◆ GIVEN INSTRUCTION ◆
Locate each line in the records below that contains the string "close", and copy those lines out in full.

◆ SUPPLIED INFORMATION ◆
● ● ● ●

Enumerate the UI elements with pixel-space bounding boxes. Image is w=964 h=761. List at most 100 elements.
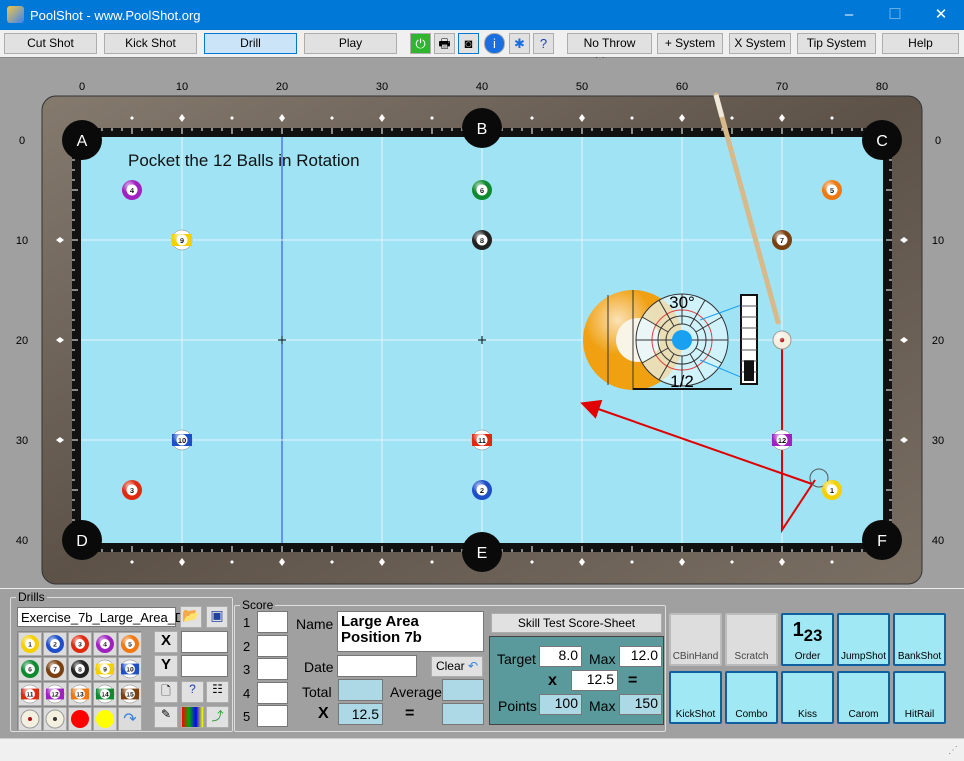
no-throw-lines-button[interactable]: No Throw Lines <box>567 33 652 69</box>
resize-grip-icon[interactable]: ⋰ <box>948 745 958 756</box>
x-system-button[interactable]: X System <box>729 33 791 54</box>
save-disk-icon[interactable]: ▣ <box>206 606 228 628</box>
palette-ball-14[interactable]: 14 <box>93 682 117 706</box>
palette-ball-3[interactable]: 3 <box>68 632 92 656</box>
ball-icon[interactable]: 4 <box>96 635 114 653</box>
table-list-icon[interactable]: ☷ <box>206 681 229 703</box>
drill-button[interactable]: Drill <box>204 33 297 54</box>
kick-shot-button[interactable]: Kick Shot <box>104 33 197 54</box>
cue-tip-position[interactable] <box>672 330 692 350</box>
new-document-icon[interactable]: 🗋 <box>154 681 178 703</box>
tip-system-button[interactable]: Tip System <box>797 33 876 54</box>
score-row-input[interactable] <box>257 658 288 680</box>
shot-type-kiss-button[interactable]: Kiss <box>781 671 834 724</box>
ball-icon[interactable]: 3 <box>71 635 89 653</box>
ball-icon[interactable]: 10 <box>120 659 140 679</box>
palette-ball-6[interactable]: 6 <box>18 657 42 681</box>
color-grid-icon[interactable] <box>181 706 204 728</box>
palette-ball-12[interactable]: 12 <box>43 682 67 706</box>
cut-shot-button[interactable]: Cut Shot <box>4 33 97 54</box>
ball-icon[interactable]: 12 <box>45 684 65 704</box>
ball-6[interactable]: 6 <box>472 180 492 200</box>
ball-2[interactable]: 2 <box>472 480 492 500</box>
palette-ball-11[interactable]: 11 <box>18 682 42 706</box>
ball-icon[interactable]: 14 <box>95 684 115 704</box>
cue-ball[interactable] <box>772 330 792 350</box>
print-icon[interactable]: 🖶 <box>434 33 455 54</box>
score-row-input[interactable] <box>257 705 288 727</box>
ball-10[interactable]: 10 <box>171 429 193 451</box>
ball-5[interactable]: 5 <box>822 180 842 200</box>
shot-type-combo-button[interactable]: Combo <box>725 671 778 724</box>
info-icon[interactable]: i <box>484 33 505 54</box>
clear-button[interactable]: Clear ↶ <box>431 656 483 677</box>
minimize-button[interactable]: – <box>826 0 872 30</box>
palette-white-ball[interactable] <box>43 707 67 731</box>
ball-11[interactable]: 11 <box>471 429 493 451</box>
palette-ball-5[interactable]: 5 <box>118 632 142 656</box>
ball-4[interactable]: 4 <box>122 180 142 200</box>
shot-type-jumpshot-button[interactable]: JumpShot <box>837 613 890 666</box>
ball-icon[interactable]: 8 <box>71 660 89 678</box>
plus-system-button[interactable]: + System <box>657 33 723 54</box>
ball-icon[interactable]: 6 <box>21 660 39 678</box>
power-icon[interactable]: ⏻ <box>410 33 431 54</box>
export-folder-icon[interactable]: ⤴ <box>206 706 229 728</box>
play-button[interactable]: Play <box>304 33 397 54</box>
palette-ball-1[interactable]: 1 <box>18 632 42 656</box>
ball-icon[interactable]: 7 <box>46 660 64 678</box>
shot-type-scratch-button[interactable]: Scratch <box>725 613 778 666</box>
score-row-input[interactable] <box>257 634 288 657</box>
drill-file-input[interactable]: Exercise_7b_Large_Area_Drill <box>17 607 197 627</box>
edit-notes-icon[interactable]: ✎ <box>154 706 178 728</box>
x-coord-input[interactable] <box>181 631 228 653</box>
palette-yellow-marker[interactable] <box>93 707 117 731</box>
shot-type-order-button[interactable]: 123 Order <box>781 613 834 666</box>
score-row-input[interactable] <box>257 681 288 704</box>
shot-type-carom-button[interactable]: Carom <box>837 671 890 724</box>
help-document-icon[interactable]: ? <box>533 33 554 54</box>
shot-type-cbinhand-button[interactable]: CBinHand <box>669 613 722 666</box>
maximize-button[interactable]: ☐ <box>872 0 918 30</box>
ball-12[interactable]: 12 <box>771 429 793 451</box>
palette-ball-8[interactable]: 8 <box>68 657 92 681</box>
palette-ball-15[interactable]: 15 <box>118 682 142 706</box>
ball-icon[interactable]: 9 <box>95 659 115 679</box>
redo-icon[interactable]: ↷ <box>118 707 142 731</box>
shot-type-kickshot-button[interactable]: KickShot <box>669 671 722 724</box>
ball-9[interactable]: 9 <box>171 229 193 251</box>
close-button[interactable]: ✕ <box>918 0 964 30</box>
ball-icon[interactable]: 15 <box>120 684 140 704</box>
pool-table[interactable]: 0 10 20 30 40 50 60 70 80 0 0 10 10 20 20 30 30 40 40 A B C D… <box>0 58 964 590</box>
ball-3[interactable]: 3 <box>122 480 142 500</box>
ball-icon[interactable]: 1 <box>21 635 39 653</box>
palette-cue-ball[interactable] <box>18 707 42 731</box>
target-value[interactable]: 8.0 <box>539 646 582 667</box>
palette-ball-9[interactable]: 9 <box>93 657 117 681</box>
ball-icon[interactable]: 5 <box>121 635 139 653</box>
y-coord-input[interactable] <box>181 655 228 677</box>
help-button[interactable]: Help <box>882 33 959 54</box>
camera-icon[interactable]: ◙ <box>458 33 479 54</box>
shot-type-hitrail-button[interactable]: HitRail <box>893 671 946 724</box>
document-help-icon[interactable]: ? <box>181 681 204 703</box>
ball-icon[interactable]: 13 <box>70 684 90 704</box>
open-folder-icon[interactable]: 📂 <box>180 606 202 628</box>
palette-ball-13[interactable]: 13 <box>68 682 92 706</box>
ball-7[interactable]: 7 <box>772 230 792 250</box>
target-max-value[interactable]: 12.0 <box>619 646 662 667</box>
gear-icon[interactable]: ✱ <box>509 33 530 54</box>
skill-multiplier-value[interactable]: 12.5 <box>571 670 618 691</box>
date-input[interactable] <box>337 655 417 677</box>
palette-ball-7[interactable]: 7 <box>43 657 67 681</box>
palette-ball-2[interactable]: 2 <box>43 632 67 656</box>
ball-1[interactable]: 1 <box>822 480 842 500</box>
score-row-input[interactable] <box>257 611 288 633</box>
palette-ball-10[interactable]: 10 <box>118 657 142 681</box>
shot-type-bankshot-button[interactable]: BankShot <box>893 613 946 666</box>
palette-ball-4[interactable]: 4 <box>93 632 117 656</box>
ball-8[interactable]: 8 <box>472 230 492 250</box>
palette-red-marker[interactable] <box>68 707 92 731</box>
ball-icon[interactable]: 2 <box>46 635 64 653</box>
ball-icon[interactable]: 11 <box>20 684 40 704</box>
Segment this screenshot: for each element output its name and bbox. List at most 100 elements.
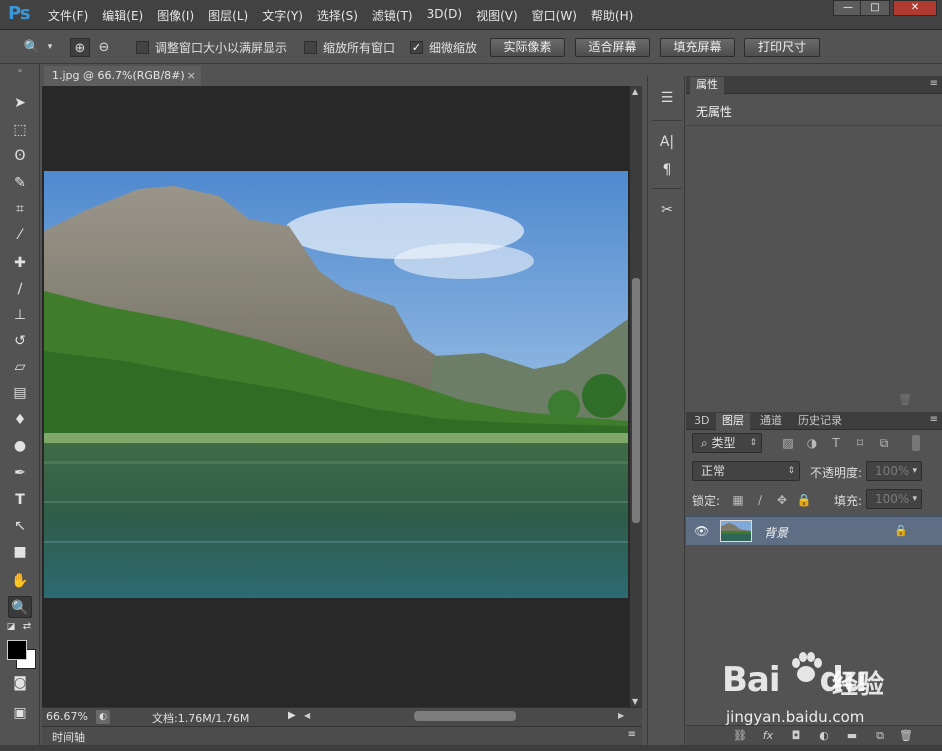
blend-mode-dropdown[interactable]: 正常 ⇕ xyxy=(692,461,800,481)
properties-panel-icon[interactable]: ☰ xyxy=(657,88,677,108)
timeline-menu-icon[interactable]: ≡ xyxy=(628,729,636,740)
paragraph-panel-icon[interactable]: ¶ xyxy=(657,160,677,180)
layers-panel-menu-icon[interactable]: ≡ xyxy=(930,414,938,425)
tab-layers[interactable]: 图层 xyxy=(716,413,750,430)
marquee-icon[interactable]: ⬚ xyxy=(8,119,32,141)
rectangle-icon[interactable]: ■ xyxy=(8,541,32,563)
layer-mask-icon[interactable]: ◘ xyxy=(788,728,804,744)
menu-select[interactable]: 选择(S) xyxy=(317,7,358,24)
layer-style-icon[interactable]: fx xyxy=(760,728,776,744)
zoom-in-icon[interactable]: ⊕ xyxy=(70,38,90,57)
collapse-toolbox-icon[interactable]: » xyxy=(8,66,32,76)
eye-icon[interactable]: 👁 xyxy=(694,524,709,538)
move-icon[interactable]: ➤ xyxy=(8,92,32,114)
blur-icon[interactable]: ♦ xyxy=(8,409,32,431)
resize-windows-checkbox[interactable] xyxy=(136,41,149,54)
zoom-all-windows-option[interactable]: 缩放所有窗口 xyxy=(304,39,395,56)
menu-image[interactable]: 图像(I) xyxy=(157,7,194,24)
filter-toggle-switch[interactable] xyxy=(912,435,920,451)
maximize-button[interactable]: □ xyxy=(860,0,890,16)
close-document-icon[interactable]: × xyxy=(187,66,196,86)
filter-shape-icon[interactable]: ⌑ xyxy=(852,435,868,451)
hand-icon[interactable]: ✋ xyxy=(8,570,32,592)
filter-adjustment-icon[interactable]: ◑ xyxy=(804,435,820,451)
scroll-down-icon[interactable]: ▼ xyxy=(632,697,638,706)
tool-presets-icon[interactable]: ✂ xyxy=(657,200,677,220)
tool-preset-chevron-icon[interactable]: ▾ xyxy=(44,38,56,57)
minimize-button[interactable]: — xyxy=(833,0,863,16)
filter-pixel-icon[interactable]: ▨ xyxy=(780,435,796,451)
trash-icon[interactable]: 🗑 xyxy=(898,728,914,744)
layer-filter-dropdown[interactable]: ⌕ 类型 ⇕ xyxy=(692,433,762,453)
fill-screen-button[interactable]: 填充屏幕 xyxy=(660,38,735,57)
scroll-up-icon[interactable]: ▲ xyxy=(632,87,638,96)
zoom-out-icon[interactable]: ⊖ xyxy=(94,38,114,57)
lock-transparent-icon[interactable]: ▦ xyxy=(730,492,746,508)
lock-position-icon[interactable]: ✥ xyxy=(774,492,790,508)
filter-type-icon[interactable]: T xyxy=(828,435,844,451)
fit-screen-button[interactable]: 适合屏幕 xyxy=(575,38,650,57)
zoom-tool-icon[interactable]: 🔍 xyxy=(22,38,42,57)
tab-3d[interactable]: 3D xyxy=(688,413,715,430)
quick-select-icon[interactable]: ✎ xyxy=(8,172,32,194)
zoom-all-windows-checkbox[interactable] xyxy=(304,41,317,54)
eyedropper-icon[interactable]: ⁄ xyxy=(8,224,32,246)
menu-help[interactable]: 帮助(H) xyxy=(591,7,633,24)
lock-all-icon[interactable]: 🔒 xyxy=(796,492,812,508)
menu-file[interactable]: 文件(F) xyxy=(48,7,88,24)
link-layers-icon[interactable]: ⛓ xyxy=(732,728,748,744)
foreground-color-swatch[interactable] xyxy=(7,640,27,660)
print-size-button[interactable]: 打印尺寸 xyxy=(744,38,820,57)
document-tab[interactable]: 1.jpg @ 66.7%(RGB/8#) × xyxy=(44,66,201,86)
scrubby-zoom-option[interactable]: ✓ 细微缩放 xyxy=(410,39,477,56)
actual-pixels-button[interactable]: 实际像素 xyxy=(490,38,565,57)
adjustment-layer-icon[interactable]: ◐ xyxy=(816,728,832,744)
type-icon[interactable]: T xyxy=(8,489,32,511)
lock-pixels-icon[interactable]: ∕ xyxy=(752,492,768,508)
horizontal-scroll-thumb[interactable] xyxy=(414,711,516,721)
timeline-panel-tab[interactable]: 时间轴 ≡ xyxy=(42,726,642,745)
menu-window[interactable]: 窗口(W) xyxy=(532,7,577,24)
menu-filter[interactable]: 滤镜(T) xyxy=(372,7,413,24)
tab-properties[interactable]: 属性 xyxy=(690,77,724,94)
menu-view[interactable]: 视图(V) xyxy=(476,7,518,24)
brush-icon[interactable]: ∕ xyxy=(8,278,32,300)
character-panel-icon[interactable]: A| xyxy=(657,132,677,152)
status-menu-arrow-icon[interactable]: ▶ xyxy=(288,710,296,721)
menu-layer[interactable]: 图层(L) xyxy=(208,7,248,24)
healing-icon[interactable]: ✚ xyxy=(8,252,32,274)
dodge-icon[interactable]: ● xyxy=(8,435,32,457)
stamp-icon[interactable]: ⊥ xyxy=(8,304,32,326)
zoom-tool-icon[interactable]: 🔍 xyxy=(8,596,32,618)
gradient-icon[interactable]: ▤ xyxy=(8,382,32,404)
tab-history[interactable]: 历史记录 xyxy=(792,413,848,430)
scroll-left-icon[interactable]: ◀ xyxy=(304,711,310,720)
properties-panel-menu-icon[interactable]: ≡ xyxy=(930,78,938,89)
swap-colors-icon[interactable]: ⇄ xyxy=(20,620,34,634)
crop-icon[interactable]: ⌗ xyxy=(8,198,32,220)
eraser-icon[interactable]: ▱ xyxy=(8,356,32,378)
close-window-button[interactable]: ✕ xyxy=(893,0,937,16)
new-group-icon[interactable]: ▬ xyxy=(844,728,860,744)
lasso-icon[interactable]: ʘ xyxy=(8,145,32,167)
menu-3d[interactable]: 3D(D) xyxy=(427,7,462,24)
menu-edit[interactable]: 编辑(E) xyxy=(102,7,143,24)
tab-channels[interactable]: 通道 xyxy=(754,413,788,430)
path-select-icon[interactable]: ↖ xyxy=(8,515,32,537)
layer-row-background[interactable]: 👁 背景 🔒 xyxy=(686,516,942,546)
opacity-field[interactable]: 100% ▾ xyxy=(866,461,922,481)
scroll-right-icon[interactable]: ▶ xyxy=(618,711,624,720)
menu-type[interactable]: 文字(Y) xyxy=(262,7,303,24)
filter-smart-object-icon[interactable]: ⧉ xyxy=(876,435,892,451)
vertical-scroll-thumb[interactable] xyxy=(632,278,640,523)
pen-icon[interactable]: ✒ xyxy=(8,462,32,484)
status-options-icon[interactable]: ◐ xyxy=(96,710,110,724)
default-colors-icon[interactable]: ◪ xyxy=(4,620,18,634)
scrubby-zoom-checkbox[interactable]: ✓ xyxy=(410,41,423,54)
zoom-level[interactable]: 66.67% xyxy=(46,710,88,723)
new-layer-icon[interactable]: ⧉ xyxy=(872,728,888,744)
resize-windows-option[interactable]: 调整窗口大小以满屏显示 xyxy=(136,39,287,56)
fill-field[interactable]: 100% ▾ xyxy=(866,489,922,509)
quick-mask-icon[interactable]: ◙ xyxy=(8,672,32,694)
screen-mode-icon[interactable]: ▣ xyxy=(8,702,32,724)
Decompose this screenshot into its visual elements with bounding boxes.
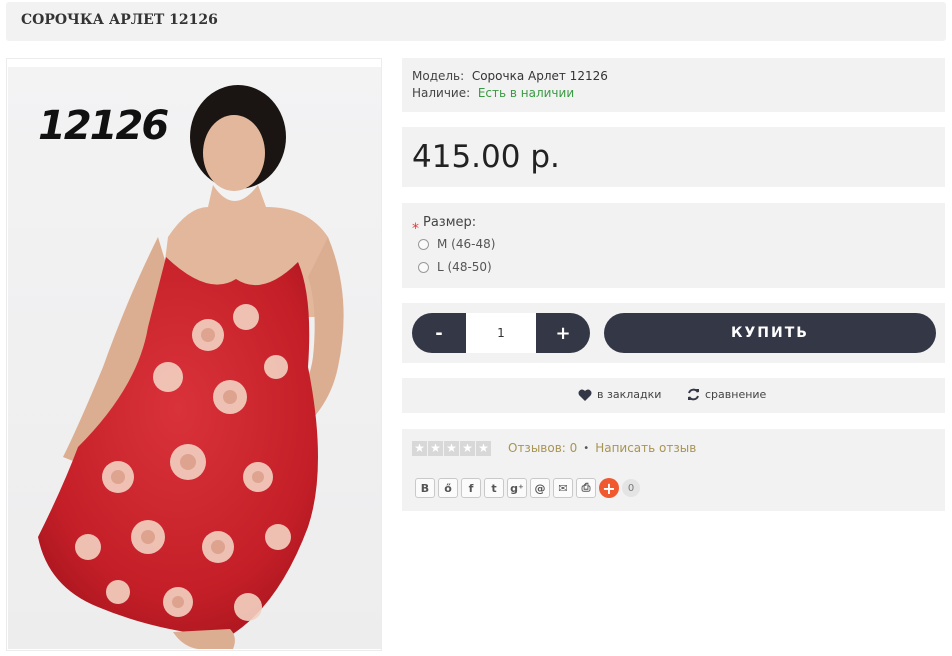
product-price: 415.00 р. (412, 139, 560, 175)
star-icon: ★ (460, 441, 475, 456)
add-to-wishlist-link[interactable]: в закладки (578, 388, 661, 401)
email-icon[interactable]: ✉ (553, 478, 573, 498)
vk-icon[interactable]: В (415, 478, 435, 498)
mail-ru-icon[interactable]: @ (530, 478, 550, 498)
review-share-panel: ★ ★ ★ ★ ★ Отзывов: 0 • Написать отзыв В … (402, 429, 945, 511)
quantity-input[interactable] (466, 313, 536, 353)
size-option-m[interactable]: M (46-48) (418, 237, 495, 251)
size-option-panel: * Размер: M (46-48) L (48-50) (402, 203, 945, 288)
wishlist-label: в закладки (597, 388, 662, 401)
stock-status: Есть в наличии (477, 86, 575, 100)
rating-stars: ★ ★ ★ ★ ★ (412, 441, 492, 456)
quantity-stepper[interactable]: - + (412, 313, 590, 353)
stock-row: Наличие: Есть в наличии (412, 85, 935, 102)
product-photo-illustration (38, 85, 344, 649)
heart-icon (578, 389, 592, 401)
size-radio-m[interactable] (418, 238, 429, 250)
price-panel: 415.00 р. (402, 127, 945, 187)
review-links: Отзывов: 0 • Написать отзыв (508, 441, 696, 455)
compare-label: сравнение (705, 388, 767, 401)
product-title-bar: СОРОЧКА АРЛЕТ 12126 (6, 2, 946, 41)
review-separator: • (583, 442, 590, 454)
twitter-icon[interactable]: t (484, 478, 504, 498)
quantity-decrease-button[interactable]: - (412, 313, 466, 353)
write-review-link[interactable]: Написать отзыв (595, 441, 696, 455)
share-count-badge: 0 (622, 479, 640, 497)
star-icon: ★ (428, 441, 443, 456)
add-to-compare-link[interactable]: сравнение (687, 388, 766, 401)
product-image-box[interactable]: 12126 (6, 58, 382, 651)
add-to-cart-panel: - + КУПИТЬ (402, 303, 945, 363)
buy-button[interactable]: КУПИТЬ (604, 313, 936, 353)
facebook-icon[interactable]: f (461, 478, 481, 498)
star-icon: ★ (412, 441, 427, 456)
print-icon[interactable]: ⎙ (576, 478, 596, 498)
required-mark: * (412, 221, 419, 237)
size-option-label: L (48-50) (437, 260, 492, 274)
size-option-l[interactable]: L (48-50) (418, 260, 492, 274)
star-icon: ★ (476, 441, 491, 456)
refresh-icon (688, 388, 699, 401)
size-option-label: M (46-48) (437, 237, 496, 251)
quantity-increase-button[interactable]: + (536, 313, 590, 353)
reviews-count-link[interactable]: Отзывов: 0 (508, 441, 577, 455)
stock-label: Наличие: (412, 86, 471, 100)
image-article-number: 12126 (38, 103, 169, 149)
size-radio-l[interactable] (418, 261, 429, 273)
size-label: Размер: (423, 215, 477, 230)
page-title: СОРОЧКА АРЛЕТ 12126 (21, 12, 218, 28)
wishlist-compare-panel: в закладки сравнение (402, 378, 945, 413)
model-row: Модель: Сорочка Арлет 12126 (412, 68, 935, 85)
share-more-icon[interactable]: + (599, 478, 619, 498)
share-buttons: В ő f t g⁺ @ ✉ ⎙ + 0 (415, 478, 640, 498)
odnoklassniki-icon[interactable]: ő (438, 478, 458, 498)
product-photo[interactable]: 12126 (8, 67, 381, 649)
product-info-panel: Модель: Сорочка Арлет 12126 Наличие: Ест… (402, 58, 945, 112)
model-value: Сорочка Арлет 12126 (471, 69, 608, 83)
star-icon: ★ (444, 441, 459, 456)
model-label: Модель: (412, 69, 465, 83)
google-plus-icon[interactable]: g⁺ (507, 478, 527, 498)
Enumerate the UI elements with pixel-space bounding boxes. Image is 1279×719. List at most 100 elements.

● ● ● ●

◆ RESULT ◆
close-button[interactable]: ✕ <box>918 0 964 30</box>
close-document-icon[interactable]: × xyxy=(187,66,196,86)
close-window-button[interactable]: ✕ xyxy=(893,0,937,16)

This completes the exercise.